Your task is to output the data exactly as it stands.

--

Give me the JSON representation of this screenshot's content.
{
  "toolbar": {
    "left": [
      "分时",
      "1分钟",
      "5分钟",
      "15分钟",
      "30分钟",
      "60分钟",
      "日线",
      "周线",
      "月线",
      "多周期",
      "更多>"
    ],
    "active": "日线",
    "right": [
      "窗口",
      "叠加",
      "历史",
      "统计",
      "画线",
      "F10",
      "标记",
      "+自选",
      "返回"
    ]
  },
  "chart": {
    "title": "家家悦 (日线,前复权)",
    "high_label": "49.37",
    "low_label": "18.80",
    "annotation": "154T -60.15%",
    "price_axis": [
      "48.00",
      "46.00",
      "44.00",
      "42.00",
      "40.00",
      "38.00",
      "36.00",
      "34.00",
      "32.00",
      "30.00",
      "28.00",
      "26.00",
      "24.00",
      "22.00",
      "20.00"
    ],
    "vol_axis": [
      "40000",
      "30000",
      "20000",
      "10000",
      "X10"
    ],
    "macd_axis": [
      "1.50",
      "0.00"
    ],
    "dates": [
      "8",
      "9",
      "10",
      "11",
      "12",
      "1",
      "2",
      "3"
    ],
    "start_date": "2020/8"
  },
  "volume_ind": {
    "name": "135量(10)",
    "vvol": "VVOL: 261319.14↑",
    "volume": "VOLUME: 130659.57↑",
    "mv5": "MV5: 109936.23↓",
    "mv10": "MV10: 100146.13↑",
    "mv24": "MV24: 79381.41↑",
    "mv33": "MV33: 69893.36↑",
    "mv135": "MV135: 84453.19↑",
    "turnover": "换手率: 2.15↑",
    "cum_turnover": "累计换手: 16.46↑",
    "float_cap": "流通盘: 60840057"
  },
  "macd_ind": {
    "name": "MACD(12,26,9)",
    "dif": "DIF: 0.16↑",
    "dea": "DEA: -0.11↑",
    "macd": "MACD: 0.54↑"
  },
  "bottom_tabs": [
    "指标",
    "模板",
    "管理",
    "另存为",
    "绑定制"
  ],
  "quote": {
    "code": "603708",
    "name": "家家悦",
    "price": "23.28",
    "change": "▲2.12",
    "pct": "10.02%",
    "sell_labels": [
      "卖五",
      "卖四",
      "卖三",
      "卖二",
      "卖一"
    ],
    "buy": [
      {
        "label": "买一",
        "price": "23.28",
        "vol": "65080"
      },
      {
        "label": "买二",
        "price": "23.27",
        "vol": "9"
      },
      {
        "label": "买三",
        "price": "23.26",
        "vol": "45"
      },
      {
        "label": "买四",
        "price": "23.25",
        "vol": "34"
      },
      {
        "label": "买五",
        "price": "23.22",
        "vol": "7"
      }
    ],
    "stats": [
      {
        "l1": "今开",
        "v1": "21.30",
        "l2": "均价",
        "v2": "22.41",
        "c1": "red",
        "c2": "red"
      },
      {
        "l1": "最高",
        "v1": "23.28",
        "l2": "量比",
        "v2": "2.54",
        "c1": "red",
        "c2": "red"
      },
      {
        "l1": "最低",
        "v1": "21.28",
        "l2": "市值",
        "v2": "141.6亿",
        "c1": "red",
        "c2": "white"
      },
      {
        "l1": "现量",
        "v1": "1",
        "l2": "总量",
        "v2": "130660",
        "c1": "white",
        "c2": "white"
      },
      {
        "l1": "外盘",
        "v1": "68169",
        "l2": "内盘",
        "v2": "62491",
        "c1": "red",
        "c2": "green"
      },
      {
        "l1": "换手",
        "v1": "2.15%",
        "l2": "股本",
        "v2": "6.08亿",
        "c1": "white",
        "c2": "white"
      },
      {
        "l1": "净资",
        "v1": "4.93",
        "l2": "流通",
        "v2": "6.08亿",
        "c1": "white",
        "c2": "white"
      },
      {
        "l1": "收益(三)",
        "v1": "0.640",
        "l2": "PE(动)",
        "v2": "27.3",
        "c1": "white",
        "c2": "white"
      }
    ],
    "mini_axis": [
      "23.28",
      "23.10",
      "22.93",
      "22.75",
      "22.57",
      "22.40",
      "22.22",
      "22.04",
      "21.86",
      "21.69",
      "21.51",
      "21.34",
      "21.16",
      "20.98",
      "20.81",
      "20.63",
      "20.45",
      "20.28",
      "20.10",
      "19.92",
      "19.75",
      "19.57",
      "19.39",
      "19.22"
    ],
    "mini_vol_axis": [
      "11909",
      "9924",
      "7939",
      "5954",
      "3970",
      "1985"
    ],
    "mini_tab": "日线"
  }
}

--

- EXERCISE ANSWER -
Give me the JSON representation of this screenshot's content.
{
  "toolbar": {
    "left": [
      "分时",
      "1分钟",
      "5分钟",
      "15分钟",
      "30分钟",
      "60分钟",
      "日线",
      "周线",
      "月线",
      "多周期",
      "更多>"
    ],
    "active": "日线",
    "right": [
      "窗口",
      "叠加",
      "历史",
      "统计",
      "画线",
      "F10",
      "标记",
      "+自选",
      "返回"
    ]
  },
  "chart": {
    "title": "家家悦 (日线,前复权)",
    "high_label": "49.37",
    "low_label": "18.80",
    "annotation": "154T -60.15%",
    "price_axis": [
      "48.00",
      "46.00",
      "44.00",
      "42.00",
      "40.00",
      "38.00",
      "36.00",
      "34.00",
      "32.00",
      "30.00",
      "28.00",
      "26.00",
      "24.00",
      "22.00",
      "20.00"
    ],
    "vol_axis": [
      "40000",
      "30000",
      "20000",
      "10000",
      "X10"
    ],
    "macd_axis": [
      "1.50",
      "0.00"
    ],
    "dates": [
      "8",
      "9",
      "10",
      "11",
      "12",
      "1",
      "2",
      "3"
    ],
    "start_date": "2020/8"
  },
  "volume_ind": {
    "name": "135量(10)",
    "vvol": "VVOL: 261319.14↑",
    "volume": "VOLUME: 130659.57↑",
    "mv5": "MV5: 109936.23↓",
    "mv10": "MV10: 100146.13↑",
    "mv24": "MV24: 79381.41↑",
    "mv33": "MV33: 69893.36↑",
    "mv135": "MV135: 84453.19↑",
    "turnover": "换手率: 2.15↑",
    "cum_turnover": "累计换手: 16.46↑",
    "float_cap": "流通盘: 60840057"
  },
  "macd_ind": {
    "name": "MACD(12,26,9)",
    "dif": "DIF: 0.16↑",
    "dea": "DEA: -0.11↑",
    "macd": "MACD: 0.54↑"
  },
  "bottom_tabs": [
    "指标",
    "模板",
    "管理",
    "另存为",
    "绑定制"
  ],
  "quote": {
    "code": "603708",
    "name": "家家悦",
    "price": "23.28",
    "change": "▲2.12",
    "pct": "10.02%",
    "sell_labels": [
      "卖五",
      "卖四",
      "卖三",
      "卖二",
      "卖一"
    ],
    "buy": [
      {
        "label": "买一",
        "price": "23.28",
        "vol": "65080"
      },
      {
        "label": "买二",
        "price": "23.27",
        "vol": "9"
      },
      {
        "label": "买三",
        "price": "23.26",
        "vol": "45"
      },
      {
        "label": "买四",
        "price": "23.25",
        "vol": "34"
      },
      {
        "label": "买五",
        "price": "23.22",
        "vol": "7"
      }
    ],
    "stats": [
      {
        "l1": "今开",
        "v1": "21.30",
        "l2": "均价",
        "v2": "22.41",
        "c1": "red",
        "c2": "red"
      },
      {
        "l1": "最高",
        "v1": "23.28",
        "l2": "量比",
        "v2": "2.54",
        "c1": "red",
        "c2": "red"
      },
      {
        "l1": "最低",
        "v1": "21.28",
        "l2": "市值",
        "v2": "141.6亿",
        "c1": "red",
        "c2": "white"
      },
      {
        "l1": "现量",
        "v1": "1",
        "l2": "总量",
        "v2": "130660",
        "c1": "white",
        "c2": "white"
      },
      {
        "l1": "外盘",
        "v1": "68169",
        "l2": "内盘",
        "v2": "62491",
        "c1": "red",
        "c2": "green"
      },
      {
        "l1": "换手",
        "v1": "2.15%",
        "l2": "股本",
        "v2": "6.08亿",
        "c1": "white",
        "c2": "white"
      },
      {
        "l1": "净资",
        "v1": "4.93",
        "l2": "流通",
        "v2": "6.08亿",
        "c1": "white",
        "c2": "white"
      },
      {
        "l1": "收益(三)",
        "v1": "0.640",
        "l2": "PE(动)",
        "v2": "27.3",
        "c1": "white",
        "c2": "white"
      }
    ],
    "mini_axis": [
      "23.28",
      "23.10",
      "22.93",
      "22.75",
      "22.57",
      "22.40",
      "22.22",
      "22.04",
      "21.86",
      "21.69",
      "21.51",
      "21.34",
      "21.16",
      "20.98",
      "20.81",
      "20.63",
      "20.45",
      "20.28",
      "20.10",
      "19.92",
      "19.75",
      "19.57",
      "19.39",
      "19.22"
    ],
    "mini_vol_axis": [
      "11909",
      "9924",
      "7939",
      "5954",
      "3970",
      "1985"
    ],
    "mini_tab": "日线"
  }
}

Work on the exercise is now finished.